* _Problem description_: Retype the records below word for word and omit any image.

Dataset excerpt:
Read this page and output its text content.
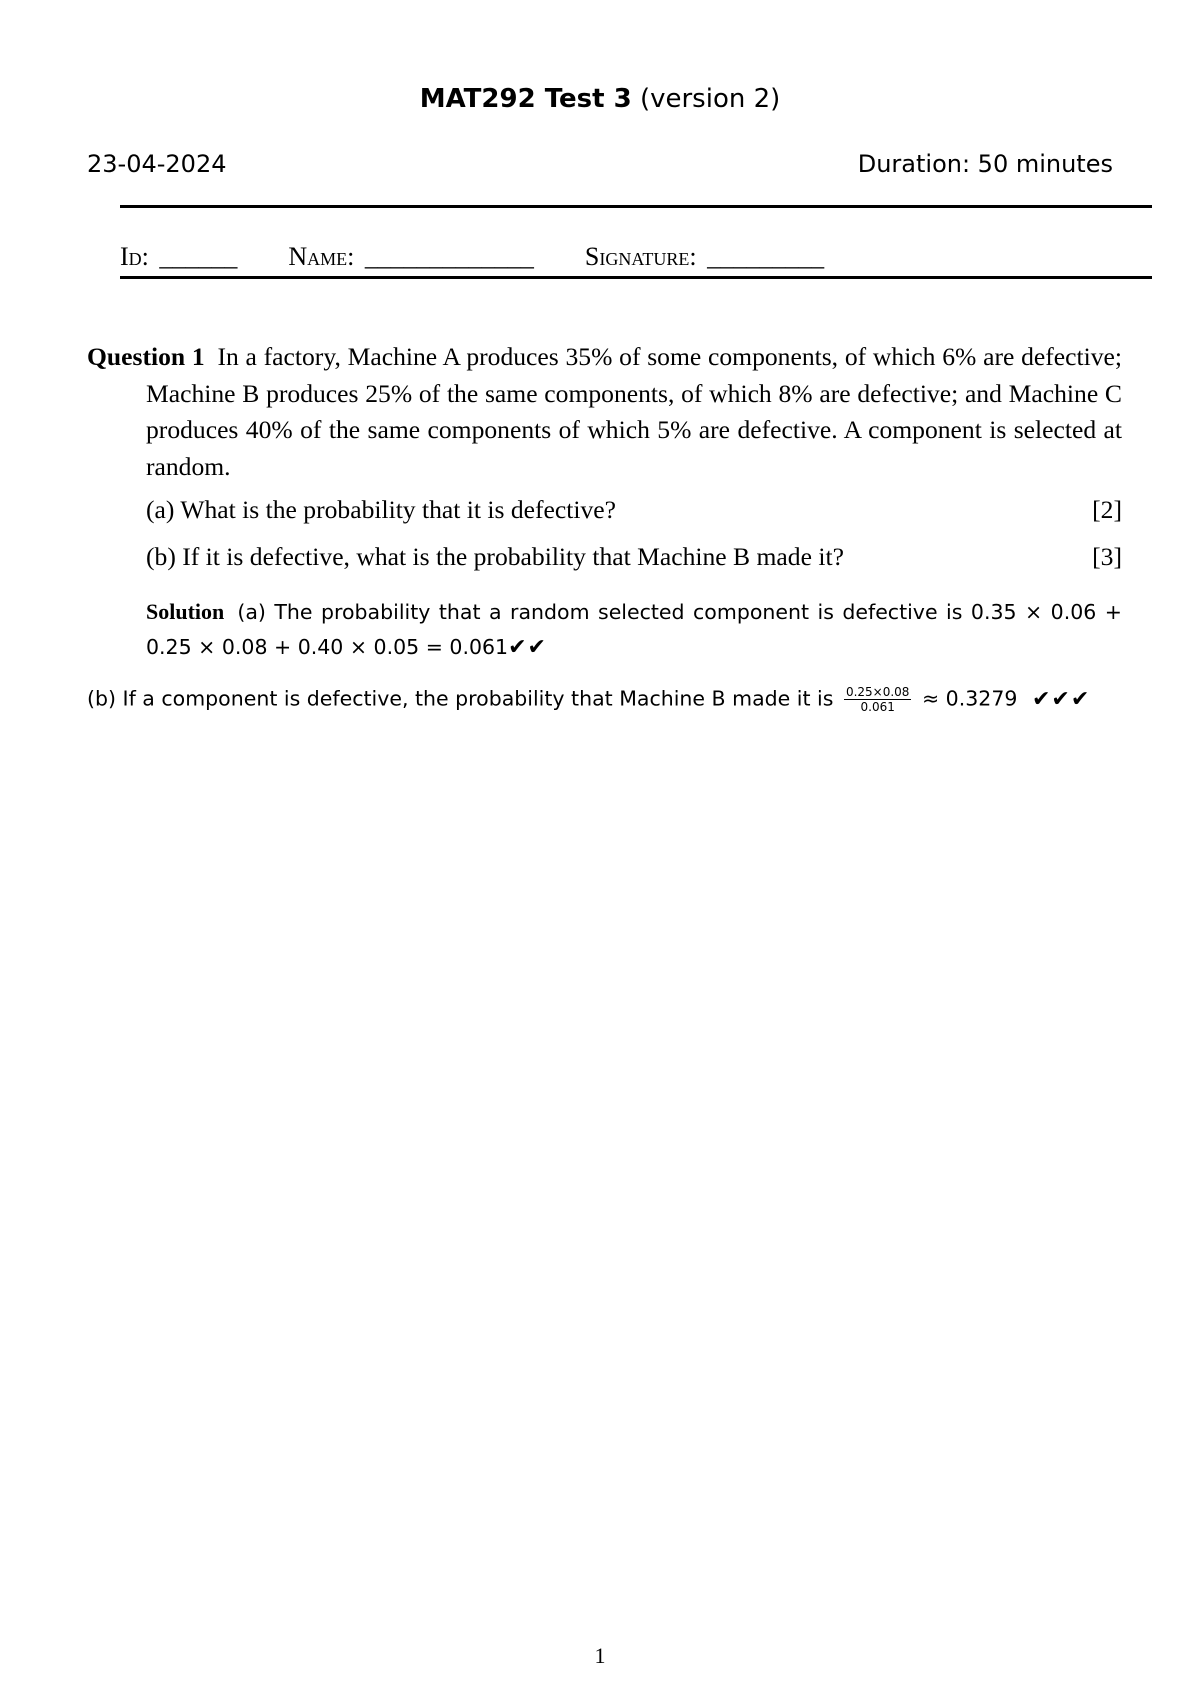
MAT292 Test 3 (version 2)
23-04-2024	Duration: 50 minutes
Id: ______ Name: _____________ Signature: _________

Question 1 In a factory, Machine A produces 35% of some components, of which 6% are defective; Machine B produces 25% of the same components, of which 8% are defective; and Machine C produces 40% of the same components of which 5% are defective. A component is selected at random.

(a) What is the probability that it is defective?	[2]
(b) If it is defective, what is the probability that Machine B made it?	[3]
Solution (a) The probability that a random selected component is defective is 0.35 × 0.06 + 0.25 × 0.08 + 0.40 × 0.05 = 0.061✔✔
(b) If a component is defective, the probability that Machine B made it is $\frac{0.25\times 0.08}{0.061} \approx 0.3279$ ✔✔✔
1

* _Right answer_:
Read this page and output its text content.
MAT292 Test 3 (version 2)
23-04-2024	Duration: 50 minutes
Id: ______ Name: _____________ Signature: _________

Question 1 In a factory, Machine A produces 35% of some components, of which 6% are defective; Machine B produces 25% of the same components, of which 8% are defective; and Machine C produces 40% of the same components of which 5% are defective. A component is selected at random.

(a) What is the probability that it is defective?	[2]
(b) If it is defective, what is the probability that Machine B made it?	[3]
Solution (a) The probability that a random selected component is defective is 0.35 × 0.06 + 0.25 × 0.08 + 0.40 × 0.05 = 0.061✔✔
(b) If a component is defective, the probability that Machine B made it is $\frac{0.25\times 0.08}{0.061} \approx 0.3279$ ✔✔✔
1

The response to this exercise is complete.